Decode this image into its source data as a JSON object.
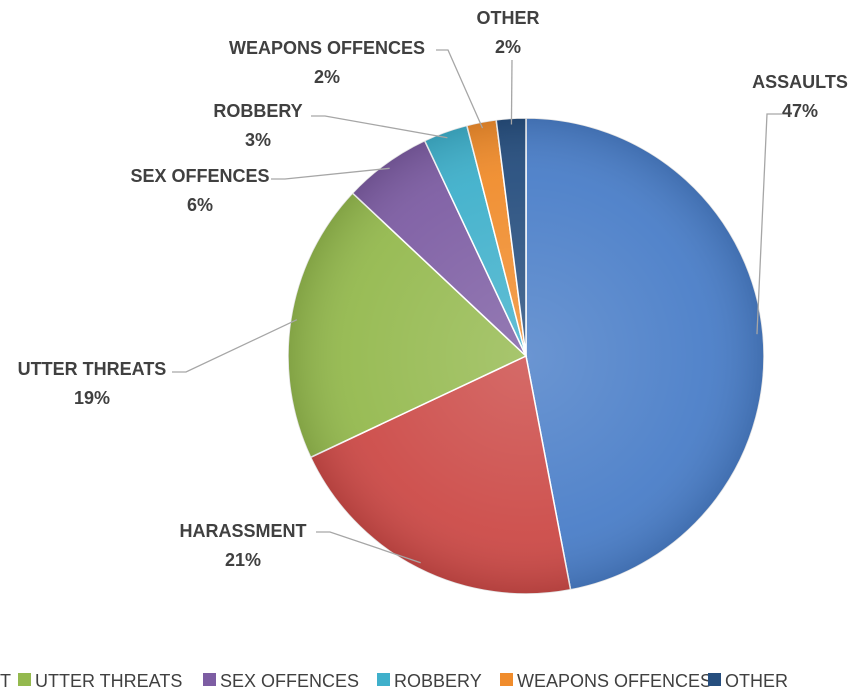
{
  "chart_data": {
    "type": "pie",
    "title": "",
    "legend_position": "bottom",
    "slices": [
      {
        "name": "ASSAULTS",
        "label": "ASSAULTS",
        "pct_label": "47%",
        "value": 47,
        "color": "#4a7ec8"
      },
      {
        "name": "HARASSMENT",
        "label": "HARASSMENT",
        "pct_label": "21%",
        "value": 21,
        "color": "#cc4a47"
      },
      {
        "name": "UTTER THREATS",
        "label": "UTTER THREATS",
        "pct_label": "19%",
        "value": 19,
        "color": "#94b94e"
      },
      {
        "name": "SEX OFFENCES",
        "label": "SEX OFFENCES",
        "pct_label": "6%",
        "value": 6,
        "color": "#7d5da3"
      },
      {
        "name": "ROBBERY",
        "label": "ROBBERY",
        "pct_label": "3%",
        "value": 3,
        "color": "#3fb0cb"
      },
      {
        "name": "WEAPONS OFFENCES",
        "label": "WEAPONS OFFENCES",
        "pct_label": "2%",
        "value": 2,
        "color": "#f08c2c"
      },
      {
        "name": "OTHER",
        "label": "OTHER",
        "pct_label": "2%",
        "value": 2,
        "color": "#264e7e"
      }
    ],
    "legend_entries": [
      "T",
      "UTTER THREATS",
      "SEX OFFENCES",
      "ROBBERY",
      "WEAPONS OFFENCES",
      "OTHER"
    ]
  }
}
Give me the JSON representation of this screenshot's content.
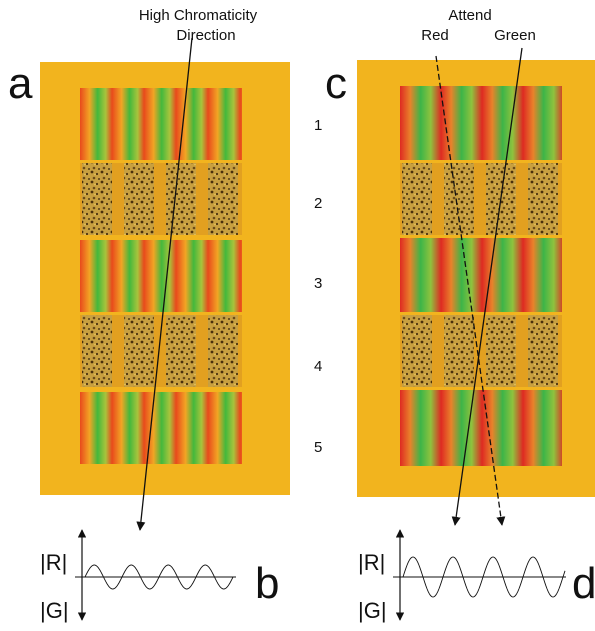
{
  "labels": {
    "a": "a",
    "b": "b",
    "c": "c",
    "d": "d"
  },
  "annotation_left": {
    "line1": "High Chromaticity",
    "line2": "Direction"
  },
  "annotation_right": {
    "title": "Attend",
    "red": "Red",
    "green": "Green"
  },
  "rows": [
    "1",
    "2",
    "3",
    "4",
    "5"
  ],
  "plot_b": {
    "r": "|R|",
    "g": "|G|"
  },
  "plot_d": {
    "r": "|R|",
    "g": "|G|"
  }
}
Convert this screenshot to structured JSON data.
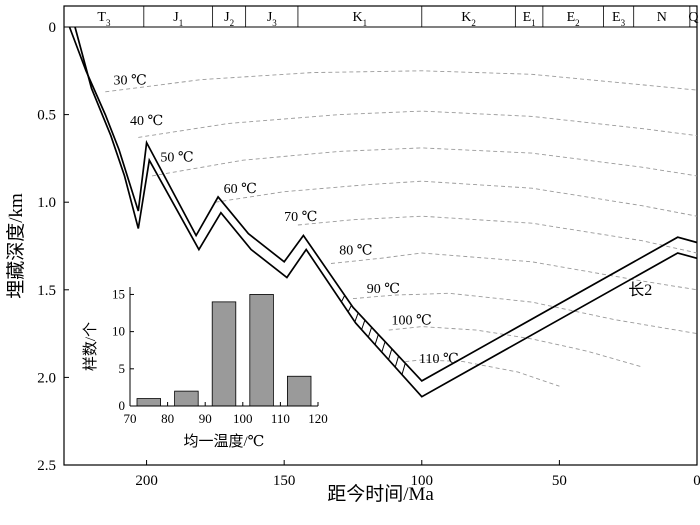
{
  "chart_data": [
    {
      "type": "line",
      "xlabel": "距今时间/Ma",
      "ylabel": "埋藏深度/km",
      "xlim": [
        230,
        0
      ],
      "ylim": [
        0,
        2.5
      ],
      "x_ticks": [
        200,
        150,
        100,
        50,
        0
      ],
      "x_tick_labels": [
        "200",
        "150",
        "100",
        "50",
        "0"
      ],
      "y_ticks": [
        0,
        0.5,
        1.0,
        1.5,
        2.0,
        2.5
      ],
      "y_tick_labels": [
        "0",
        "0.5",
        "1.0",
        "1.5",
        "2.0",
        "2.5"
      ],
      "stratigraphy": [
        {
          "label": "T",
          "sub": "3",
          "start": 230,
          "end": 201
        },
        {
          "label": "J",
          "sub": "1",
          "start": 201,
          "end": 176
        },
        {
          "label": "J",
          "sub": "2",
          "start": 176,
          "end": 164
        },
        {
          "label": "J",
          "sub": "3",
          "start": 164,
          "end": 145
        },
        {
          "label": "K",
          "sub": "1",
          "start": 145,
          "end": 100
        },
        {
          "label": "K",
          "sub": "2",
          "start": 100,
          "end": 66
        },
        {
          "label": "E",
          "sub": "1",
          "start": 66,
          "end": 56
        },
        {
          "label": "E",
          "sub": "2",
          "start": 56,
          "end": 34
        },
        {
          "label": "E",
          "sub": "3",
          "start": 34,
          "end": 23
        },
        {
          "label": "N",
          "sub": "",
          "start": 23,
          "end": 2.6
        },
        {
          "label": "Q",
          "sub": "",
          "start": 2.6,
          "end": 0
        }
      ],
      "burial_curves": [
        {
          "role": "upper",
          "x": [
            228,
            222,
            215,
            210,
            203,
            200,
            182,
            174,
            163,
            150,
            143,
            125,
            100,
            7,
            0
          ],
          "y": [
            0,
            0.25,
            0.5,
            0.7,
            1.05,
            0.66,
            1.19,
            0.97,
            1.18,
            1.34,
            1.19,
            1.6,
            2.02,
            1.2,
            1.23
          ]
        },
        {
          "role": "lower",
          "x": [
            226,
            220,
            213,
            208,
            203,
            199,
            181,
            173,
            162,
            149,
            142,
            124,
            100,
            7,
            0
          ],
          "y": [
            0,
            0.35,
            0.62,
            0.85,
            1.15,
            0.76,
            1.27,
            1.06,
            1.27,
            1.43,
            1.27,
            1.69,
            2.11,
            1.29,
            1.32
          ]
        }
      ],
      "isotherms": [
        {
          "label": "30 ℃",
          "label_x": 212,
          "label_y": 0.3,
          "x": [
            215,
            180,
            140,
            100,
            60,
            20,
            0
          ],
          "y": [
            0.37,
            0.3,
            0.26,
            0.25,
            0.27,
            0.33,
            0.36
          ]
        },
        {
          "label": "40 ℃",
          "label_x": 206,
          "label_y": 0.53,
          "x": [
            203,
            170,
            130,
            100,
            60,
            20,
            0
          ],
          "y": [
            0.63,
            0.55,
            0.5,
            0.48,
            0.51,
            0.58,
            0.62
          ]
        },
        {
          "label": "50 ℃",
          "label_x": 195,
          "label_y": 0.74,
          "x": [
            198,
            165,
            130,
            100,
            60,
            20,
            0
          ],
          "y": [
            0.85,
            0.76,
            0.71,
            0.69,
            0.72,
            0.8,
            0.85
          ]
        },
        {
          "label": "60 ℃",
          "label_x": 172,
          "label_y": 0.92,
          "x": [
            175,
            150,
            120,
            100,
            60,
            20,
            0
          ],
          "y": [
            1.0,
            0.94,
            0.9,
            0.88,
            0.92,
            1.02,
            1.08
          ]
        },
        {
          "label": "70 ℃",
          "label_x": 150,
          "label_y": 1.08,
          "x": [
            145,
            125,
            100,
            60,
            20,
            0
          ],
          "y": [
            1.13,
            1.1,
            1.08,
            1.12,
            1.22,
            1.29
          ]
        },
        {
          "label": "80 ℃",
          "label_x": 130,
          "label_y": 1.27,
          "x": [
            133,
            115,
            100,
            60,
            20,
            0
          ],
          "y": [
            1.35,
            1.32,
            1.29,
            1.34,
            1.45,
            1.5
          ]
        },
        {
          "label": "90 ℃",
          "label_x": 120,
          "label_y": 1.49,
          "x": [
            125,
            110,
            90,
            60,
            30,
            0
          ],
          "y": [
            1.55,
            1.53,
            1.52,
            1.57,
            1.67,
            1.75
          ]
        },
        {
          "label": "100 ℃",
          "label_x": 111,
          "label_y": 1.67,
          "x": [
            112,
            100,
            80,
            60,
            40,
            20
          ],
          "y": [
            1.73,
            1.71,
            1.73,
            1.78,
            1.85,
            1.94
          ]
        },
        {
          "label": "110 ℃",
          "label_x": 101,
          "label_y": 1.89,
          "x": [
            106,
            100,
            85,
            65,
            50
          ],
          "y": [
            1.91,
            1.9,
            1.91,
            1.97,
            2.05
          ]
        }
      ],
      "hatched_interval": {
        "x_start": 128,
        "x_end": 106
      },
      "well_label": "长2",
      "well_label_x": 25,
      "well_label_y": 1.5
    },
    {
      "type": "bar",
      "xlabel": "均一温度/℃",
      "ylabel": "样数/个",
      "xlim": [
        70,
        120
      ],
      "ylim": [
        0,
        16
      ],
      "x_ticks": [
        70,
        80,
        90,
        100,
        110,
        120
      ],
      "x_tick_labels": [
        "70",
        "80",
        "90",
        "100",
        "110",
        "120"
      ],
      "y_ticks": [
        0,
        5,
        10,
        15
      ],
      "y_tick_labels": [
        "0",
        "5",
        "10",
        "15"
      ],
      "bins": [
        {
          "from": 70,
          "to": 80,
          "value": 1
        },
        {
          "from": 80,
          "to": 90,
          "value": 2
        },
        {
          "from": 90,
          "to": 100,
          "value": 14
        },
        {
          "from": 100,
          "to": 110,
          "value": 15
        },
        {
          "from": 110,
          "to": 120,
          "value": 4
        }
      ],
      "bar_color": "#9a9a9a"
    }
  ]
}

▶ SHORT TASK: Single out each line of the records above with the string "this" in it, and copy it.

▶ EXPECTED ANSWER:
Decode this image into its source data as a JSON object.
Give me the JSON representation of this screenshot's content.
Convert this screenshot to structured JSON data.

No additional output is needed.